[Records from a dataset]
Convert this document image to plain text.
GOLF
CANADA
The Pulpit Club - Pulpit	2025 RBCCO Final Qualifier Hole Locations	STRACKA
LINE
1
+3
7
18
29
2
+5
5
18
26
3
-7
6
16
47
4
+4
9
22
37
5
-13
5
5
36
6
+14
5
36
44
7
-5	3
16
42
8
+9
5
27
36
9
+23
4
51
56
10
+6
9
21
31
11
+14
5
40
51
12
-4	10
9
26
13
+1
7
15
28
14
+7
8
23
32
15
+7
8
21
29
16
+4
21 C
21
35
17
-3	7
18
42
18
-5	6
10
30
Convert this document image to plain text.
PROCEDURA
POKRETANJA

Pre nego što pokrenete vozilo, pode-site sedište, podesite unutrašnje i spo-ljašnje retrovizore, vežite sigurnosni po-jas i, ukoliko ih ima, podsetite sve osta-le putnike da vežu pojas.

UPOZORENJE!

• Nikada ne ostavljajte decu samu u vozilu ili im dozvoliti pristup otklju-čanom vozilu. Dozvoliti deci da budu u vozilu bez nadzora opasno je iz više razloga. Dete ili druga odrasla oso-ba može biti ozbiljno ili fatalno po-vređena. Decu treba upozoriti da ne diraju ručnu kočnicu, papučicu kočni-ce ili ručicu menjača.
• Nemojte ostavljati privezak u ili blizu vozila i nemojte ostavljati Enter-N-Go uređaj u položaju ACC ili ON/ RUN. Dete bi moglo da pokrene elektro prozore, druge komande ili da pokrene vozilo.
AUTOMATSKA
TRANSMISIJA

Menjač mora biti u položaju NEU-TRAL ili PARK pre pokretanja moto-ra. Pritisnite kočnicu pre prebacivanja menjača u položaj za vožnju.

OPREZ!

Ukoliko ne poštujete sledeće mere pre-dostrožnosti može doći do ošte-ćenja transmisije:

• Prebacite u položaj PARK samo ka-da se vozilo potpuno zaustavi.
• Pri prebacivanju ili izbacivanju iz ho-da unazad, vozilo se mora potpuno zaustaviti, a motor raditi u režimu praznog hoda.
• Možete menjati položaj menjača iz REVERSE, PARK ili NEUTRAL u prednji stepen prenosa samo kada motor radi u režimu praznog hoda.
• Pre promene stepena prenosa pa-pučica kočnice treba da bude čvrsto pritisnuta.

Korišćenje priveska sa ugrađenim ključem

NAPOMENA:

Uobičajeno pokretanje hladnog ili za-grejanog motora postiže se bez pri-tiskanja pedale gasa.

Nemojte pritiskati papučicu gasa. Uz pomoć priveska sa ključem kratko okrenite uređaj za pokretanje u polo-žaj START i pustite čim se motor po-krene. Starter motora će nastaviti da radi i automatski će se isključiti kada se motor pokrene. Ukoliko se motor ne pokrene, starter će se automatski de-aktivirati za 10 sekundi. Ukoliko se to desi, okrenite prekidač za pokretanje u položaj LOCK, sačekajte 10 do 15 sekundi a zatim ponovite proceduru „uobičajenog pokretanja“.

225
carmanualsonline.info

▸ **Given problem**
Which lines contain "potpuno"? Copy each of them.

▸ **Task response**
• Prebacite u položaj PARK samo ka-da se vozilo potpuno zaustavi.
• Pri prebacivanju ili izbacivanju iz ho-da unazad, vozilo se mora potpuno zaustaviti, a motor raditi u režimu praznog hoda.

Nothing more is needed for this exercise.